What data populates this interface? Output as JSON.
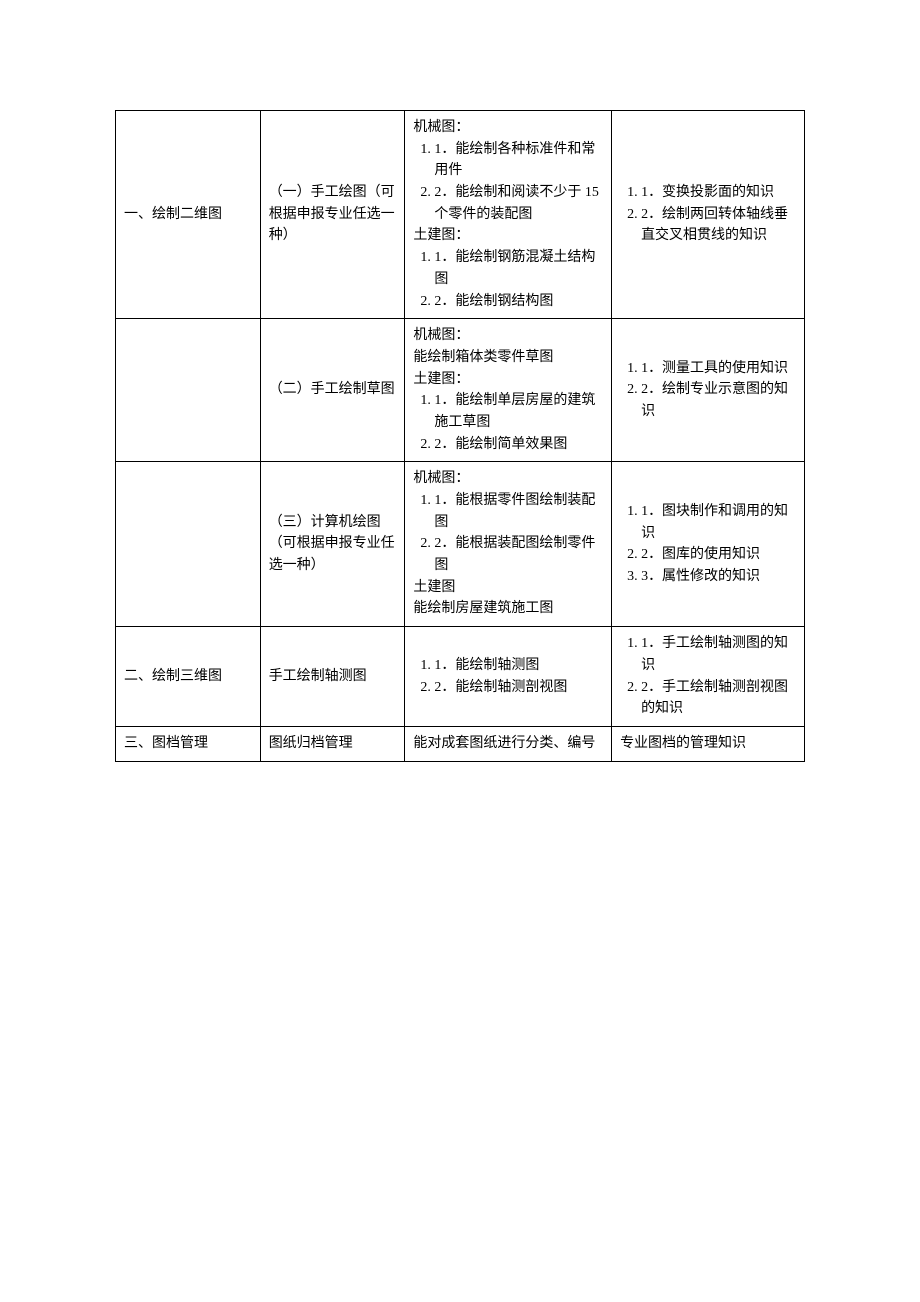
{
  "table": {
    "border_color": "#000000",
    "background_color": "#ffffff",
    "font_size": 14,
    "text_color": "#000000",
    "col_widths_pct": [
      21,
      21,
      30,
      28
    ],
    "rows": [
      {
        "c1": "一、绘制二维图",
        "c2": "（一）手工绘图（可根据申报专业任选一种）",
        "c3": {
          "h1": "机械图：",
          "i1": "1．能绘制各种标准件和常用件",
          "i2": "2．能绘制和阅读不少于 15 个零件的装配图",
          "h2": "土建图：",
          "i3": "1．能绘制钢筋混凝土结构图",
          "i4": "2．能绘制钢结构图"
        },
        "c4": {
          "i1": "1．变换投影面的知识",
          "i2": "2．绘制两回转体轴线垂直交叉相贯线的知识"
        }
      },
      {
        "c1": "",
        "c2": "（二）手工绘制草图",
        "c3": {
          "h1": "机械图：",
          "p1": "能绘制箱体类零件草图",
          "h2": "土建图：",
          "i1": "1．能绘制单层房屋的建筑施工草图",
          "i2": "2．能绘制简单效果图"
        },
        "c4": {
          "i1": "1．测量工具的使用知识",
          "i2": "2．绘制专业示意图的知识"
        }
      },
      {
        "c1": "",
        "c2": "（三）计算机绘图（可根据申报专业任选一种）",
        "c3": {
          "h1": "机械图：",
          "i1": "1．能根据零件图绘制装配图",
          "i2": "2．能根据装配图绘制零件图",
          "h2": "土建图",
          "p1": "能绘制房屋建筑施工图"
        },
        "c4": {
          "i1": "1．图块制作和调用的知识",
          "i2": "2．图库的使用知识",
          "i3": "3．属性修改的知识"
        }
      },
      {
        "c1": "二、绘制三维图",
        "c2": "手工绘制轴测图",
        "c3": {
          "i1": "1．能绘制轴测图",
          "i2": "2．能绘制轴测剖视图"
        },
        "c4": {
          "i1": "1．手工绘制轴测图的知识",
          "i2": "2．手工绘制轴测剖视图的知识"
        }
      },
      {
        "c1": "三、图档管理",
        "c2": "图纸归档管理",
        "c3": {
          "p1": "能对成套图纸进行分类、编号"
        },
        "c4": {
          "p1": "专业图档的管理知识"
        }
      }
    ]
  }
}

____

What you have to do ▸
Pick out each line above that includes "可根据申报专业任选一种" and show it.

Finished exercise ▸
        "c2": "（一）手工绘图（可根据申报专业任选一种）",
        "c2": "（三）计算机绘图（可根据申报专业任选一种）",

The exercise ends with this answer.